─── MATERIALS PROVIDED

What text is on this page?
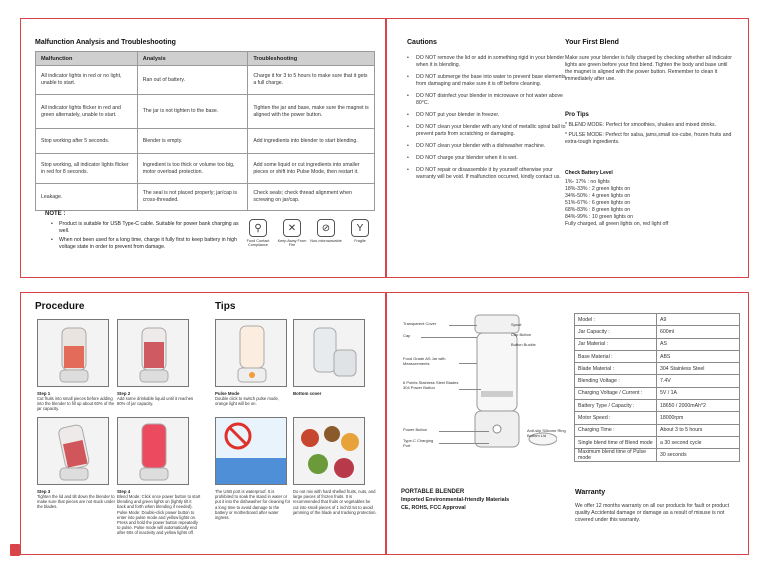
Malfunction Analysis and Troubleshooting
Malfunction	Analysis	Troubleshooting
All indicator lights in red or no light, unable to start.	Ran out of battery.	Charge it for 3 to 5 hours to make sure that it gets a full charge.
All indicator lights flicker in red and green alternately, unable to start.	The jar is not tighten to the base.	Tighten the jar and base, make sure the magnet is aligned with the power button.
Stop working after 5 seconds.	Blender is empty.	Add ingredients into blender to start blending.
Stop working, all indicator lights flicker in red for 8 seconds.	Ingredient is too thick or volume too big, motor overload protection.	Add some liquid or cut ingredients into smaller pieces or shift into Pulse Mode, then restart it.
Leakage.	The seal is not placed properly; jar/cap is cross-threaded.	Check seals; check thread alignment when screwing on jar/cap.
NOTE :
• Product is suitable for USB Type-C cable. Suitable for power bank charging as well.
• When not been used for a long time, charge it fully first to keep battery in high voltage state in order to prevent from damage.
⚲
Food Contact Compliance
✕
Keep Away From Fire
⊘
Non-microwavable
Y
Fragile
Cautions
• DO NOT remove the lid or add in something rigid in your blender when it is blending.
• DO NOT submerge the base into water to prevent base elements from damaging and make sure it is off before cleaning.
• DO NOT disinfect your blender in microwave or hot water above 80°C.
• DO NOT put your blender in freezer.
• DO NOT clean your blender with any kind of metallic spiral ball to prevent parts from scratching or damaging.
• DO NOT clean your blender with a dishwasher machine.
• DO NOT charge your blender when it is wet.
• DO NOT repair or disassemble it by yourself otherwise your warranty will be void. If malfunction occurred, kindly contact us.
Your First Blend
Make sure your blender is fully charged by checking whether all indicator lights are green before your first blend. Tighten the body and base until the magnet is aligned with the power button. Remember to clean it immediately after use.
Pro Tips
* BLEND MODE: Perfect for smoothies, shakes and mixed drinks.
* PULSE MODE: Perfect for salsa, jams,small ice-cube, frozen fruits and extra-tough ingredients.
Check Battery Level
1%- 17% : no lights
18%-33% : 2 green lights on
34%-50% : 4 green lights on
51%-67% : 6 green lights on
68%-83% : 8 green lights on
84%-99% : 10 green lights on
Fully charged, all green lights on, red light off
Procedure	Tips
Step 1
Cut fruits into small pieces before adding into the blender to fill up about 60% of the jar capacity.
Step 2
Add some drinkable liquid until it reaches 80% of jar capacity.
Step 3
Tighten the lid and tilt down the blender to make sure that pieces are not stuck under the blades.
Step 4
Blend Mode: Click once power button to start blending and green lights on (lightly tilt it back and forth when blending if needed). Pulse Mode: Double-click power button to enter into pulse mode and yellow lights on. Press and hold the power button repeatedly to pulse. Pulse mode will automatically end after 60s of inactivity and yellow lights off.
Pulse Mode
Double click to switch pulse mode, orange light will be on.
Bottom cover
The USB port is waterproof. It is prohibited to soak the stand in water or put it into the dishwasher for cleaning for a long time to avoid damage to the battery or motherboard after water ingress.
Do not mix with hard shelled fruits, nuts, and large pieces of frozen fruits. It is recommended that fruits or vegetables be cut into small pieces of 1 inch/2.54 to avoid jamming of the blade and tracking protection.
Transparent Cover
Cap
Food Grade AS Jar with Measurements
6 Points Stainless Steel Blades 304 Power Button
Power Button
Type-C Charging Port
Spout
Cap Button
Button Buckle
Anti-slip Silicone Ring Bottom Lid
Model :	A9
Jar Capacity :	600ml
Jar Material :	AS
Base Material :	ABS
Blade Material :	304 Stainless Steel
Blending Voltage :	7.4V
Charging Voltage / Current :	5V / 1A
Battery Type / Capacity :	18650 / 2000mAh*2
Motor Speed :	18000rpm
Charging Time :	About 3 to 5 hours
Single blend time of Blend mode	a 30 second cycle
Maximum blend time of Pulse mode	30 seconds
PORTABLE BLENDER
Imported Environmental-friendly Materials
CE, ROHS, FCC Approval
Warranty
We offer 12 months warranty on all our products for fault or product quality Accidental damage or damage as a result of misuse is not covered under this warranty.
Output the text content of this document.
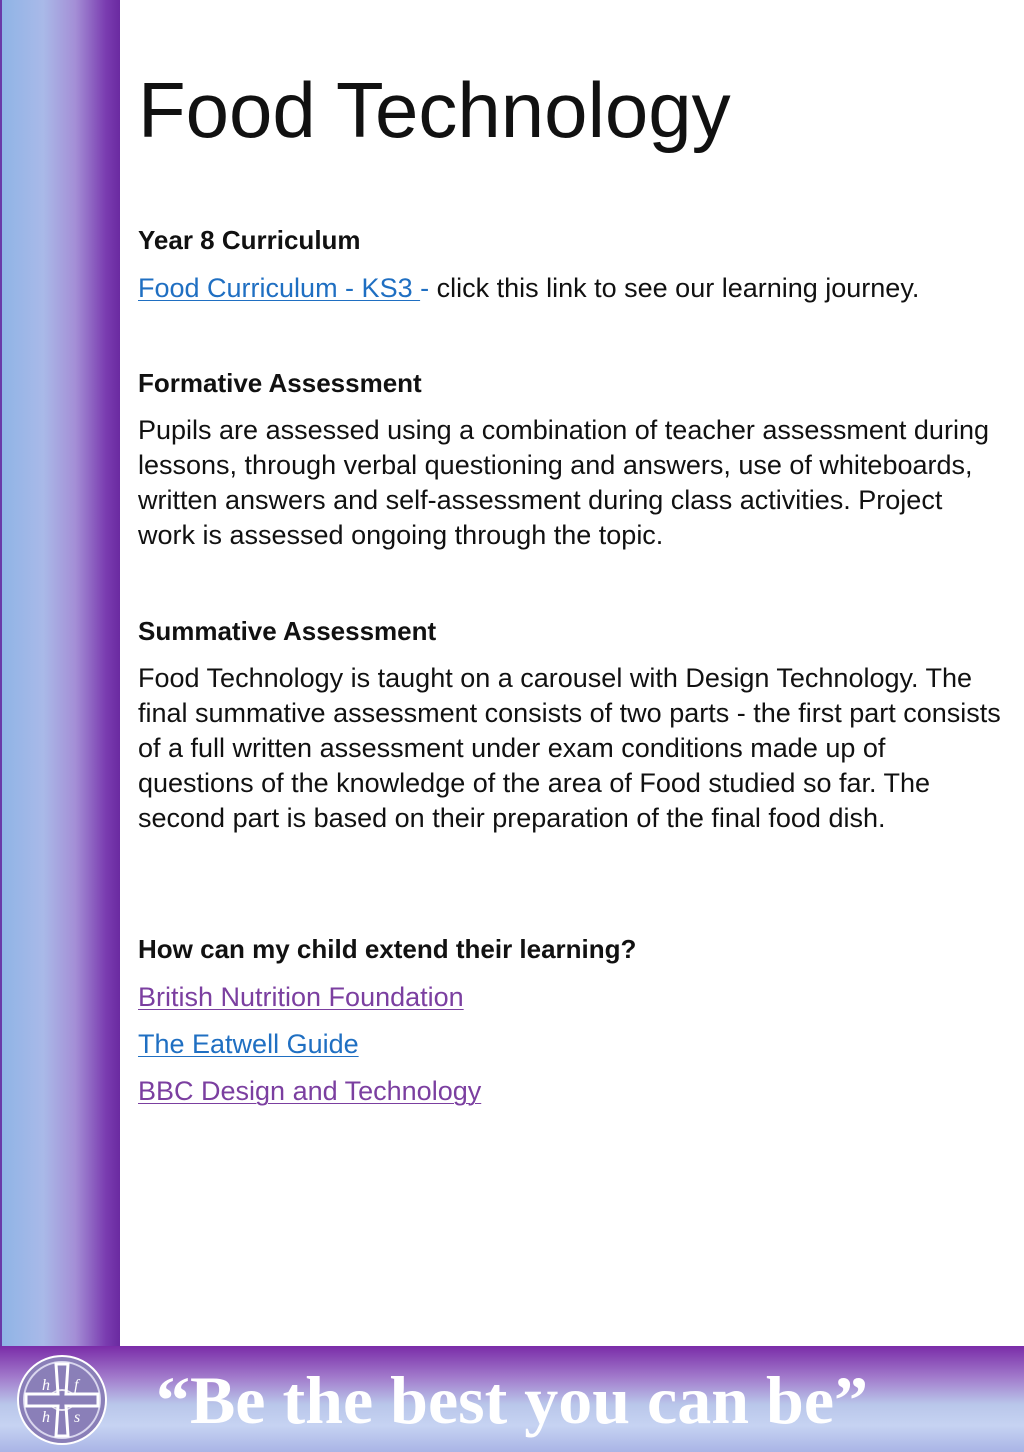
Food Technology
Year 8 Curriculum
Food Curriculum - KS3 - click this link to see our learning journey.
Formative Assessment
Pupils are assessed using a combination of teacher assessment during lessons, through verbal questioning and answers, use of whiteboards, written answers and self-assessment during class activities. Project work is assessed ongoing through the topic.
Summative Assessment
Food Technology is taught on a carousel with Design Technology. The final summative assessment consists of two parts - the first part consists of a full written assessment under exam conditions made up of questions of the knowledge of the area of Food studied so far. The second part is based on their preparation of the final food dish.
How can my child extend their learning?
British Nutrition Foundation
The Eatwell Guide
BBC Design and Technology
h f
h s	“Be the best you can be”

──────

WHAT YOU SHOULD DO> Identify and list each line with the word "learning".

TASK SOLUTION>
Food Curriculum - KS3 - click this link to see our learning journey.
How can my child extend their learning?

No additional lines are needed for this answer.